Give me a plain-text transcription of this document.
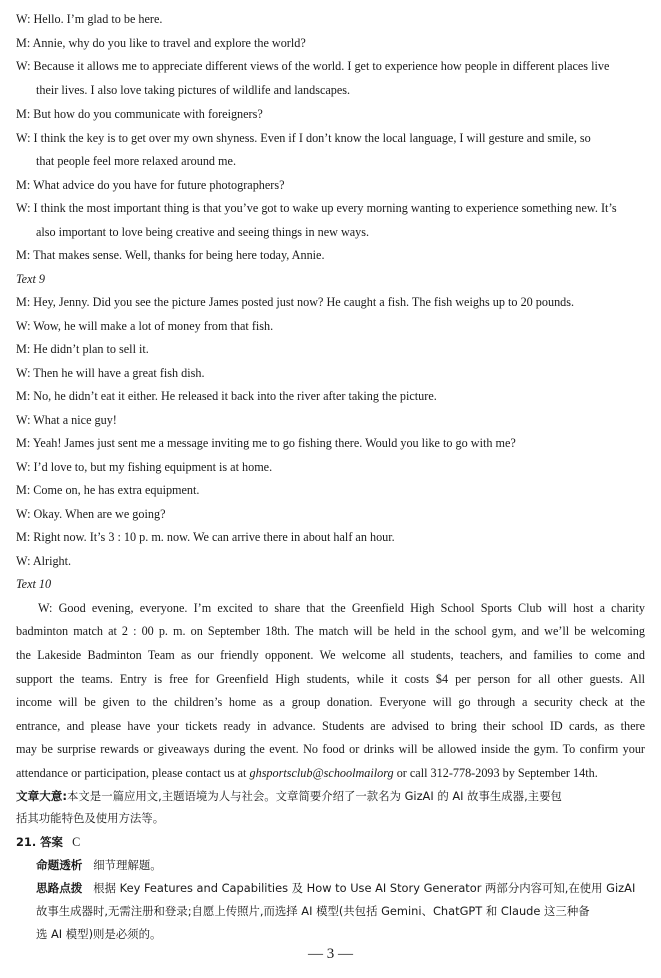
W: Hello. I’m glad to be here.
M: Annie, why do you like to travel and explore the world?
W: Because it allows me to appreciate different views of the world. I get to experience how people in different places live
their lives. I also love taking pictures of wildlife and landscapes.
M: But how do you communicate with foreigners?
W: I think the key is to get over my own shyness. Even if I don’t know the local language, I will gesture and smile, so
that people feel more relaxed around me.
M: What advice do you have for future photographers?
W: I think the most important thing is that you’ve got to wake up every morning wanting to experience something new. It’s
also important to love being creative and seeing things in new ways.
M: That makes sense. Well, thanks for being here today, Annie.
Text 9
M: Hey, Jenny. Did you see the picture James posted just now? He caught a fish. The fish weighs up to 20 pounds.
W: Wow, he will make a lot of money from that fish.
M: He didn’t plan to sell it.
W: Then he will have a great fish dish.
M: No, he didn’t eat it either. He released it back into the river after taking the picture.
W: What a nice guy!
M: Yeah! James just sent me a message inviting me to go fishing there. Would you like to go with me?
W: I’d love to, but my fishing equipment is at home.
M: Come on, he has extra equipment.
W: Okay. When are we going?
M: Right now. It’s 3 : 10 p. m. now. We can arrive there in about half an hour.
W: Alright.
Text 10
W: Good evening, everyone. I’m excited to share that the Greenfield High School Sports Club will host a charity
badminton match at 2 : 00 p. m. on September 18th. The match will be held in the school gym, and we’ll be welcoming
the Lakeside Badminton Team as our friendly opponent. We welcome all students, teachers, and families to come and
support the teams. Entry is free for Greenfield High students, while it costs $4 per person for all other guests. All
income will be given to the children’s home as a group donation. Everyone will go through a security check at the
entrance, and please have your tickets ready in advance. Students are advised to bring their school ID cards, as there
may be surprise rewards or giveaways during the event. No food or drinks will be allowed inside the gym. To confirm your
attendance or participation, please contact us at ghsportsclub@schoolmailorg or call 312-778-2093 by September 14th.
文章大意:本文是一篇应用文,主题语境为人与社会。文章简要介绍了一款名为 GizAI 的 AI 故事生成器,主要包
括其功能特色及使用方法等。
21. 答案 C
命题透析 细节理解题。
思路点拨 根据 Key Features and Capabilities 及 How to Use AI Story Generator 两部分内容可知,在使用 GizAI
故事生成器时,无需注册和登录;自愿上传照片,而选择 AI 模型(共包括 Gemini、ChatGPT 和 Claude 这三种备
选 AI 模型)则是必须的。
— 3 —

════════════════

**Exercise prompt:**
Using the listing above, show every line that includes the string "their".

**Exercise output:**
their lives. I also love taking pictures of wildlife and landscapes.
entrance, and please have your tickets ready in advance. Students are advised to bring their school ID cards, as there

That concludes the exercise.